===== Material for this exercise =====

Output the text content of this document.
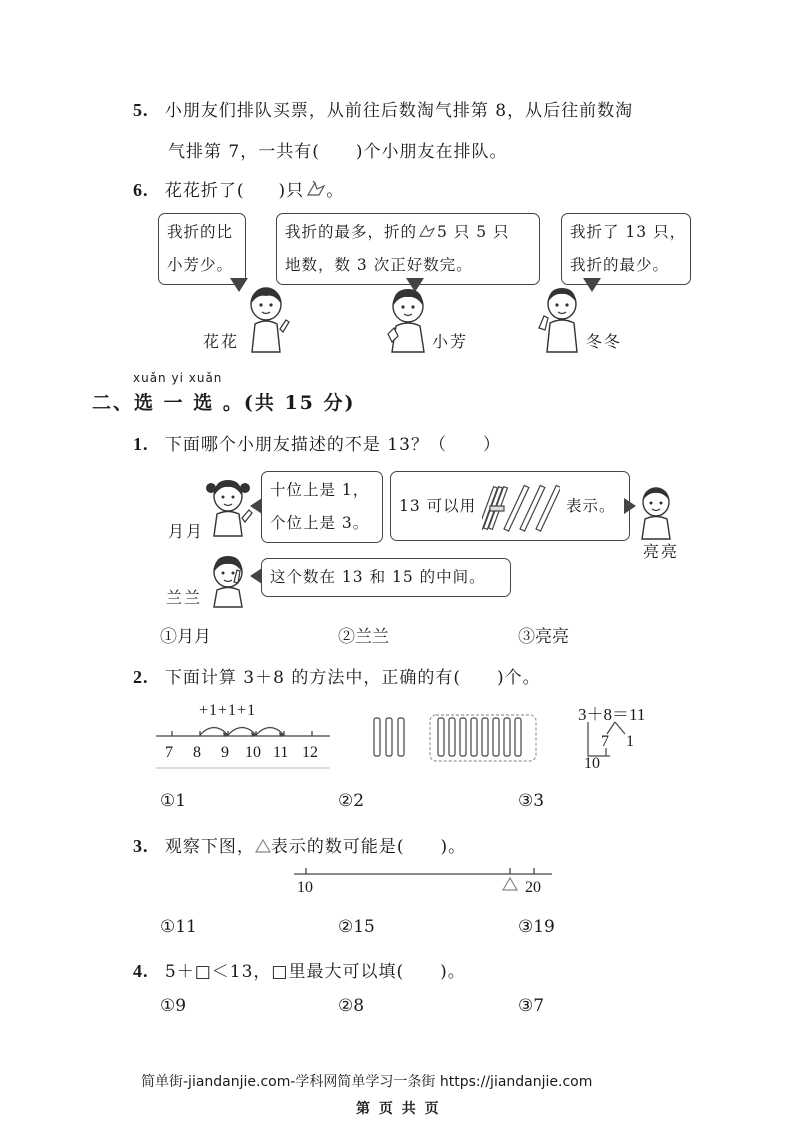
5. 小朋友们排队买票，从前往后数淘气排第 8，从后往前数淘
气排第 7，一共有( )个小朋友在排队。
6. 花花折了( )只 。
我折的比
小芳少。
我折的最多，折的 5 只 5 只
地数，数 3 次正好数完。
我折了 13 只，
我折的最少。
花花	小芳	冬冬
xuǎn yi xuǎn
二、选 一 选 。(共 15 分)
1. 下面哪个小朋友描述的不是 13？（　　）
月月
十位上是 1，
个位上是 3。
13 可以用	表示。
亮亮
兰兰
这个数在 13 和 15 的中间。
①月月	②兰兰	③亮亮
2. 下面计算 3＋8 的方法中，正确的有(　　)个。
+1+1+1
7 8 9 10 11 12
3＋8＝11
7 1
10
①1	②2	③3
3. 观察下图， 表示的数可能是(　　)。
10	20
①11	②15	③19
4. 5＋□＜13，□里最大可以填(　　)。
①9	②8	③7
简单街-jiandanjie.com-学科网简单学习一条街 https://jiandanjie.com
第 页 共 页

=====

[Your goal]:
All records should be output exactly, with the pictures left out.

[Task solution]:
Output the text content of this document.
5. 小朋友们排队买票，从前往后数淘气排第 8，从后往前数淘
气排第 7，一共有( )个小朋友在排队。
6. 花花折了( )只 。
我折的比
小芳少。
我折的最多，折的 5 只 5 只
地数，数 3 次正好数完。
我折了 13 只，
我折的最少。
花花	小芳	冬冬
xuǎn yi xuǎn
二、选 一 选 。(共 15 分)
1. 下面哪个小朋友描述的不是 13？（　　）
月月
十位上是 1，
个位上是 3。
13 可以用	表示。
亮亮
兰兰
这个数在 13 和 15 的中间。
①月月	②兰兰	③亮亮
2. 下面计算 3＋8 的方法中，正确的有(　　)个。
+1+1+1
7 8 9 10 11 12
3＋8＝11
7 1
10
①1	②2	③3
3. 观察下图， 表示的数可能是(　　)。
10	20
①11	②15	③19
4. 5＋□＜13，□里最大可以填(　　)。
①9	②8	③7
简单街-jiandanjie.com-学科网简单学习一条街 https://jiandanjie.com
第 页 共 页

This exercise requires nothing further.